- [What to produce]:
From the entries below, please gather each line containing the string "يتوقف".

- [Dataset records]:
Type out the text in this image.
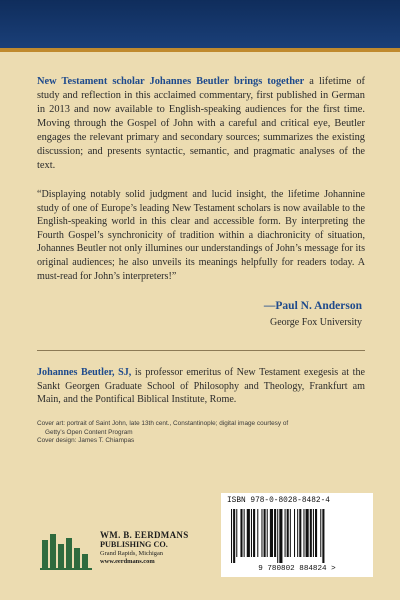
New Testament scholar Johannes Beutler brings together a lifetime of study and reflection in this acclaimed commentary, first published in German in 2013 and now available to English-speaking audiences for the first time. Moving through the Gospel of John with a careful and critical eye, Beutler engages the relevant primary and secondary sources; summarizes the existing discussion; and presents syntactic, semantic, and pragmatic analyses of the text.

“Displaying notably solid judgment and lucid insight, the lifetime Johannine study of one of Europe’s leading New Testament scholars is now available to the English-speaking world in this clear and accessible form. By interpreting the Fourth Gospel’s synchronicity of tradition within a diachronicity of situation, Johannes Beutler not only illumines our understandings of John’s message for its original audiences; he also unveils its meanings helpfully for readers today. A must-read for John’s interpreters!”

—Paul N. Anderson
George Fox University

Johannes Beutler, SJ, is professor emeritus of New Testament exegesis at the Sankt Georgen Graduate School of Philosophy and Theology, Frankfurt am Main, and the Pontifical Biblical Institute, Rome.

Cover art: portrait of Saint John, late 13th cent., Constantinople; digital image courtesy of
Getty’s Open Content Program
Cover design: James T. Chiampas
WM. B. EERDMANS
PUBLISHING CO.
Grand Rapids, Michigan
www.eerdmans.com
ISBN 978-0-8028-8482-4
9 780802 884824 >
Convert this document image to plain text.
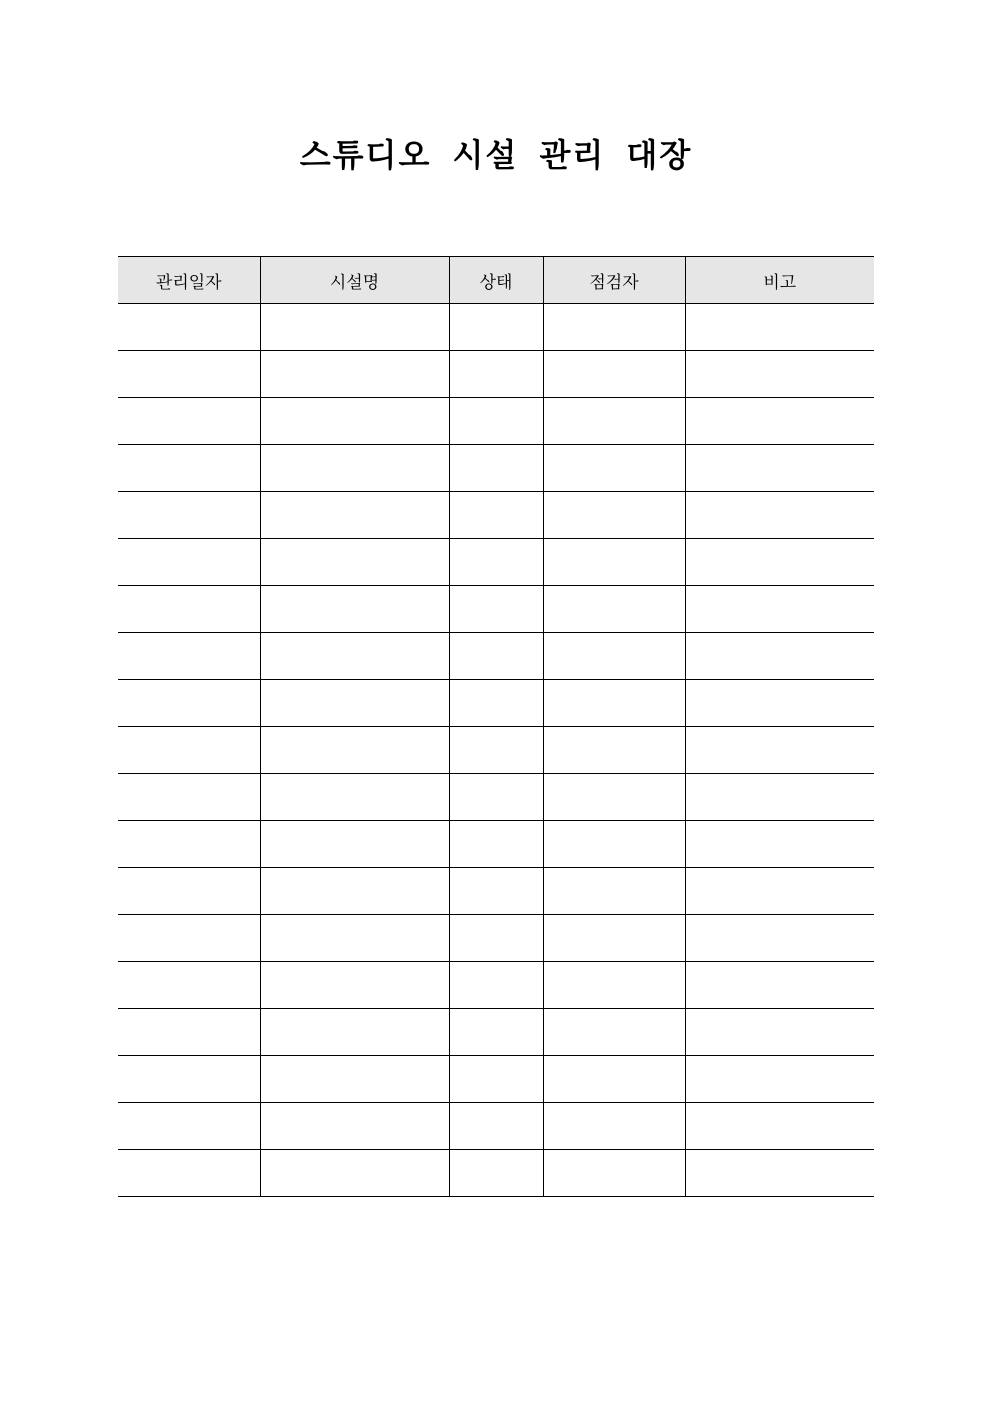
스튜디오 시설 관리 대장
관리일자	시설명	상태	점검자	비고
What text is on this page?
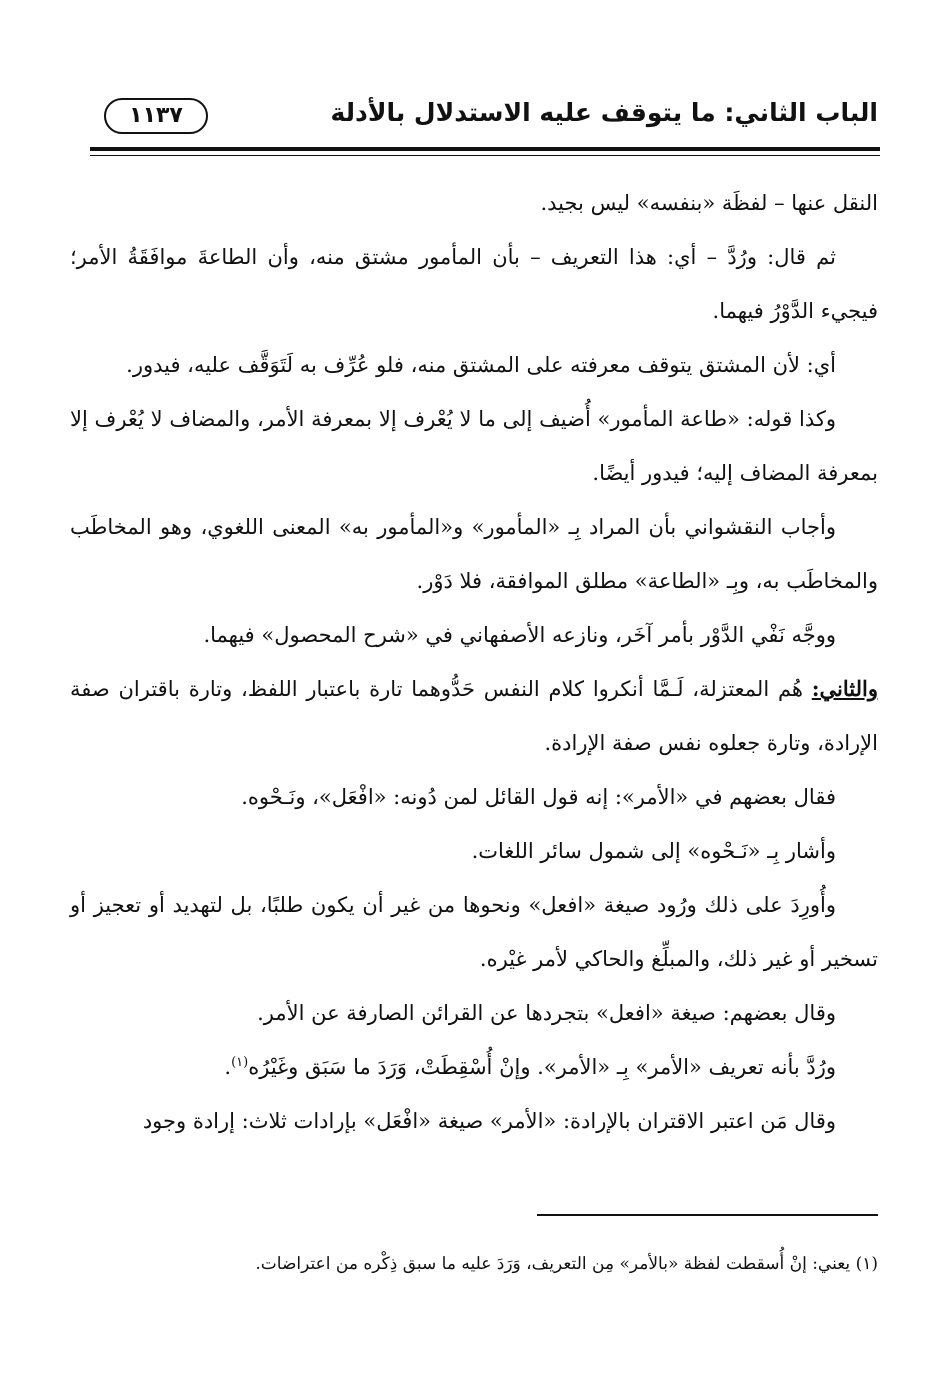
الباب الثاني: ما يتوقف عليه الاستدلال بالأدلة
١١٣٧

النقل عنها – لفظَة «بنفسه» ليس بجيد.

ثم قال: ورُدَّ – أي: هذا التعريف – بأن المأمور مشتق منه، وأن الطاعةَ موافَقَةُ الأمر؛ فيجيء الدَّوْرُ فيهما.

أي: لأن المشتق يتوقف معرفته على المشتق منه، فلو عُرِّف به لَتَوَقَّف عليه، فيدور.

وكذا قوله: «طاعة المأمور» أُضيف إلى ما لا يُعْرف إلا بمعرفة الأمر، والمضاف لا يُعْرف إلا بمعرفة المضاف إليه؛ فيدور أيضًا.

وأجاب النقشواني بأن المراد بِـ «المأمور» و«المأمور به» المعنى اللغوي، وهو المخاطَب والمخاطَب به، وبِـ «الطاعة» مطلق الموافقة، فلا دَوْر.

ووجَّه نَفْي الدَّوْر بأمر آخَر، ونازعه الأصفهاني في «شرح المحصول» فيهما.

والثاني: هُم المعتزلة، لَـمَّا أنكروا كلام النفس حَدُّوهما تارة باعتبار اللفظ، وتارة باقتران صفة الإرادة، وتارة جعلوه نفس صفة الإرادة.

فقال بعضهم في «الأمر»: إنه قول القائل لمن دُونه: «افْعَل»، ونَـحْوه.

وأشار بِـ «نَـحْوه» إلى شمول سائر اللغات.

وأُورِدَ على ذلك ورُود صيغة «افعل» ونحوها من غير أن يكون طلبًا، بل لتهديد أو تعجيز أو تسخير أو غير ذلك، والمبلِّغ والحاكي لأمر غيْره.

وقال بعضهم: صيغة «افعل» بتجردها عن القرائن الصارفة عن الأمر.

ورُدَّ بأنه تعريف «الأمر» بِـ «الأمر». وإنْ أُسْقِطَتْ، وَرَدَ ما سَبَق وغَيْرُه$^{(١)}$.

وقال مَن اعتبر الاقتران بالإرادة: «الأمر» صيغة «افْعَل» بإرادات ثلاث: إرادة وجود

(١) يعني: إنْ أُسقطت لفظة «بالأمر» مِن التعريف، وَرَدَ عليه ما سبق ذِكْره من اعتراضات.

- [Exercise answer]:
الباب الثاني: ما يتوقف عليه الاستدلال بالأدلة
أي: لأن المشتق يتوقف معرفته على المشتق منه، فلو عُرِّف به لَتَوَقَّف عليه، فيدور.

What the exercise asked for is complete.